# [WHAT YOU NEED TO DO]
Select and copy out every line in the records containing "文件夹只读加密专家".
==*==
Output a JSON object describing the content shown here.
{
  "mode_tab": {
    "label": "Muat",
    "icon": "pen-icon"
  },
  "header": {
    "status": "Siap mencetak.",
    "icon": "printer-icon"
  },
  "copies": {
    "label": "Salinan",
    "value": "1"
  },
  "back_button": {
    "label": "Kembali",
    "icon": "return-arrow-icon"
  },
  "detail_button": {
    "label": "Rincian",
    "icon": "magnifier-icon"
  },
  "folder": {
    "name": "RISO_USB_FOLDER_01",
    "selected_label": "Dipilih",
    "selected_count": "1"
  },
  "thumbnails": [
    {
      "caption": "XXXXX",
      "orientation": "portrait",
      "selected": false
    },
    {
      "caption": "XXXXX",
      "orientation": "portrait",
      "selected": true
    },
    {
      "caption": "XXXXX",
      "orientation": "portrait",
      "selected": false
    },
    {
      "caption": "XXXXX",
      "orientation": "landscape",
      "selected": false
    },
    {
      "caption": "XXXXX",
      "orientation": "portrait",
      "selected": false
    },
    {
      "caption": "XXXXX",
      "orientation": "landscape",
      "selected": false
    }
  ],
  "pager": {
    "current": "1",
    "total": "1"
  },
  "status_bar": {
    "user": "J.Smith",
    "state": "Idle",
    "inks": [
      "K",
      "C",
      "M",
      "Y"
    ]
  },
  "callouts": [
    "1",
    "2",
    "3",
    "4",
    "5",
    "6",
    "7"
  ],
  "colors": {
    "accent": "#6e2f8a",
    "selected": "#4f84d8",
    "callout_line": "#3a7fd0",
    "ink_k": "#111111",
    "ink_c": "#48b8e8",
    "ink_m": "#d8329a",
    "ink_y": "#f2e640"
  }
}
==*==
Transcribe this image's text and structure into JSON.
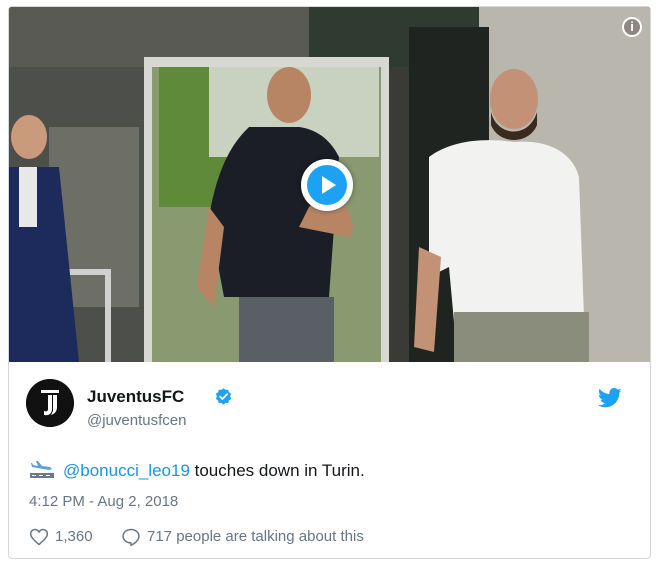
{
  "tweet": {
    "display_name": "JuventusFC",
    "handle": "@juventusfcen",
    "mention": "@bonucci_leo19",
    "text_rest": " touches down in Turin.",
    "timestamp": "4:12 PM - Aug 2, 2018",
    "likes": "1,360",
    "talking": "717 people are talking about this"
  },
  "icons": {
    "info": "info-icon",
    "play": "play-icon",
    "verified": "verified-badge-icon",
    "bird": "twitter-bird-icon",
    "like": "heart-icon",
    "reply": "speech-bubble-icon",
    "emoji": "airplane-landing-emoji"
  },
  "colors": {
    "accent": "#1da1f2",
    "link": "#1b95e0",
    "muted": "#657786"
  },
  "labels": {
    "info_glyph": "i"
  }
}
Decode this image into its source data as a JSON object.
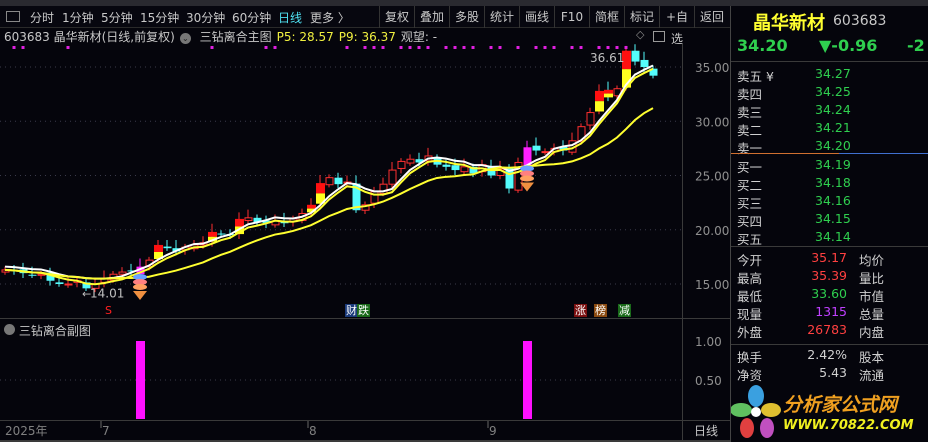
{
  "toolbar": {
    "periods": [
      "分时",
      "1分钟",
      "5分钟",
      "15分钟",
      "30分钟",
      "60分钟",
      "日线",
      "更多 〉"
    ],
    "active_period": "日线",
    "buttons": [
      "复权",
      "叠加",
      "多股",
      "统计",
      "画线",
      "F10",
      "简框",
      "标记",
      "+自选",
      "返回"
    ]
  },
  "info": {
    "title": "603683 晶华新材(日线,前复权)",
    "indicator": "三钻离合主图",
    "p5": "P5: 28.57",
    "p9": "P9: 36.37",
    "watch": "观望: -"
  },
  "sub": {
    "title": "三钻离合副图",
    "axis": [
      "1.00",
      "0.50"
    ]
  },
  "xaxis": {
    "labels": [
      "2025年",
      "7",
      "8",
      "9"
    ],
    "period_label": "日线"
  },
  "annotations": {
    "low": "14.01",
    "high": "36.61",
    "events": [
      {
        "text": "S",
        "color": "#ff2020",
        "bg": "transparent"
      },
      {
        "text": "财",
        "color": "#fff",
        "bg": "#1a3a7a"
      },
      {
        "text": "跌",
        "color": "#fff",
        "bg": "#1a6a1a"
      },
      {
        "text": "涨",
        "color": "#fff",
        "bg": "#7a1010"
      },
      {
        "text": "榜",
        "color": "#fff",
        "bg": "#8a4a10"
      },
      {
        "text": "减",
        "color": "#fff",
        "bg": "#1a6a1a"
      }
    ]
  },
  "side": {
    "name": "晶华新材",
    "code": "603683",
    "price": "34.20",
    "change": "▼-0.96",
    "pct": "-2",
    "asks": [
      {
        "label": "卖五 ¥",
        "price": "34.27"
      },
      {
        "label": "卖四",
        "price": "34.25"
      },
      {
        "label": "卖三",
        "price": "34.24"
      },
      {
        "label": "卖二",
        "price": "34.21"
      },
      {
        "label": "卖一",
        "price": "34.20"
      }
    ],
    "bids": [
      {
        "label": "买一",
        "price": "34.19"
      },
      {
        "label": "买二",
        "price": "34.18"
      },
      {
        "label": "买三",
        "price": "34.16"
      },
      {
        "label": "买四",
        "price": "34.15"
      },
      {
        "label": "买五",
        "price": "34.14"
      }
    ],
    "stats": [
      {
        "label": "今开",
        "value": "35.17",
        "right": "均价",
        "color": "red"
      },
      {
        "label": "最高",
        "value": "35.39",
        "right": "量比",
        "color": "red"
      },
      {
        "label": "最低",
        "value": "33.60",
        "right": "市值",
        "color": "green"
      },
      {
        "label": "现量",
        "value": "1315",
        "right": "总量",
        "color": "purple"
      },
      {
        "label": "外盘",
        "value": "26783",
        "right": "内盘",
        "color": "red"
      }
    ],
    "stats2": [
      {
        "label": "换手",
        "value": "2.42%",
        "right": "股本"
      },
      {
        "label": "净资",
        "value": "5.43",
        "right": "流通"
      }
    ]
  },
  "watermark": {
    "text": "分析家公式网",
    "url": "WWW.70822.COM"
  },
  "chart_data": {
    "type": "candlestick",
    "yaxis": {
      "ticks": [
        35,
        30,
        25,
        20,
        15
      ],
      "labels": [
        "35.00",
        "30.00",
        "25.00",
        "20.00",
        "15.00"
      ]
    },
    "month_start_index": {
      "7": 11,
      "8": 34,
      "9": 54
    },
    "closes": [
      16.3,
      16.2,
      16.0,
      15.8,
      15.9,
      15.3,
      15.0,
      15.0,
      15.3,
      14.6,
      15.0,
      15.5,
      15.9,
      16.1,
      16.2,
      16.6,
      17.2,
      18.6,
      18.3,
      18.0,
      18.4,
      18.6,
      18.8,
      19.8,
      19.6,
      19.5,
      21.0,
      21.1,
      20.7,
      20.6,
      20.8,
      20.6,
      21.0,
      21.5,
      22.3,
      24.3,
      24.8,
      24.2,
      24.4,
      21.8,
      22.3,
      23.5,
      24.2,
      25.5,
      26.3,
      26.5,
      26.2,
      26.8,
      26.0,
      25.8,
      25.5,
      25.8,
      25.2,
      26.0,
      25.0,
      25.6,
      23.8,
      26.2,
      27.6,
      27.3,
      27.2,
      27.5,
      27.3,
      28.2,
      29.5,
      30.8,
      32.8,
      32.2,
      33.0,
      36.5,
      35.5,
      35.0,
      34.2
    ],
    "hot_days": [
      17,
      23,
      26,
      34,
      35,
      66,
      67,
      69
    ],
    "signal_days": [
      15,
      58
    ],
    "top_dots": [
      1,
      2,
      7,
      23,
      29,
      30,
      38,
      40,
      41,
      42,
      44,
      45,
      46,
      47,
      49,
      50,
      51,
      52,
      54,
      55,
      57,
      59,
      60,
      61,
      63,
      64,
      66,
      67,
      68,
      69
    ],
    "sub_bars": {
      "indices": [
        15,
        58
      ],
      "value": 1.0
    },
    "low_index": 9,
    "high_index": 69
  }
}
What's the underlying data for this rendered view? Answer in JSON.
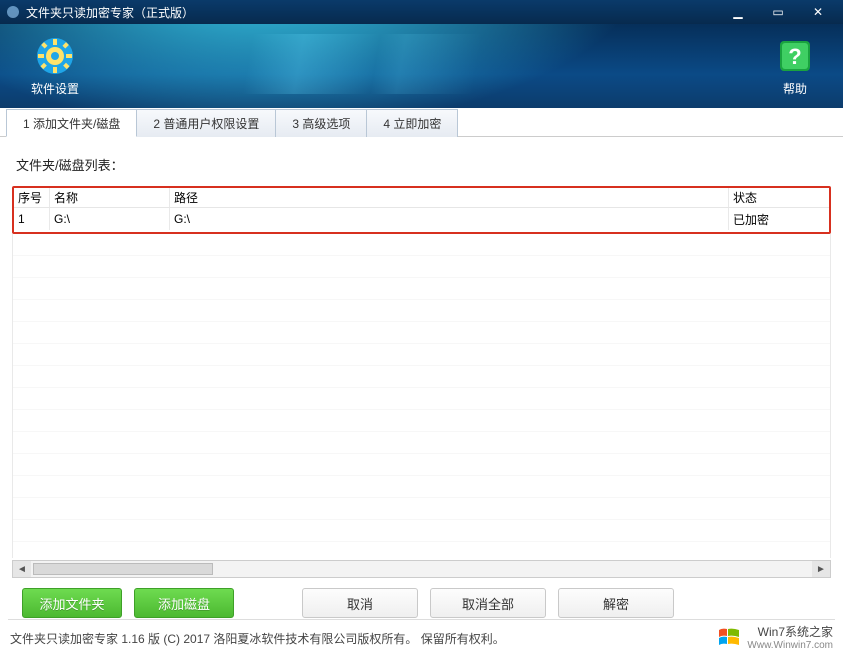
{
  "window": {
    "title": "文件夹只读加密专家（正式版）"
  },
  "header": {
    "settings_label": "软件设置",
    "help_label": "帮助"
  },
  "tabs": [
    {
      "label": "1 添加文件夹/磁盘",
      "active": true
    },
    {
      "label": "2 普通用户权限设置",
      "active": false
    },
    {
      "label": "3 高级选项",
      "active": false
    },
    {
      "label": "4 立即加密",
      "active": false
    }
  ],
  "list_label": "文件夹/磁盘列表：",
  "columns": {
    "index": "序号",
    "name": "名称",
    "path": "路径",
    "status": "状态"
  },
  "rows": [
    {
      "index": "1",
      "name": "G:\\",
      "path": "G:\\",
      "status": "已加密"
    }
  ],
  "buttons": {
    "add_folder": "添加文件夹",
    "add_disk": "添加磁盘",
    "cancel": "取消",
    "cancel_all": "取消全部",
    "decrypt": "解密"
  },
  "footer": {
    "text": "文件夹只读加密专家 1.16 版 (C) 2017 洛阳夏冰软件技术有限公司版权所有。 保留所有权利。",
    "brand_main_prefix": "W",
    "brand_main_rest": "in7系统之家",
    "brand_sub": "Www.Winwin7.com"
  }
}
==*==
# [ANSWER FOR THIS EXERCISE]
    "title": "文件夹只读加密专家（正式版）"
    "text": "文件夹只读加密专家 1.16 版 (C) 2017 洛阳夏冰软件技术有限公司版权所有。 保留所有权利。",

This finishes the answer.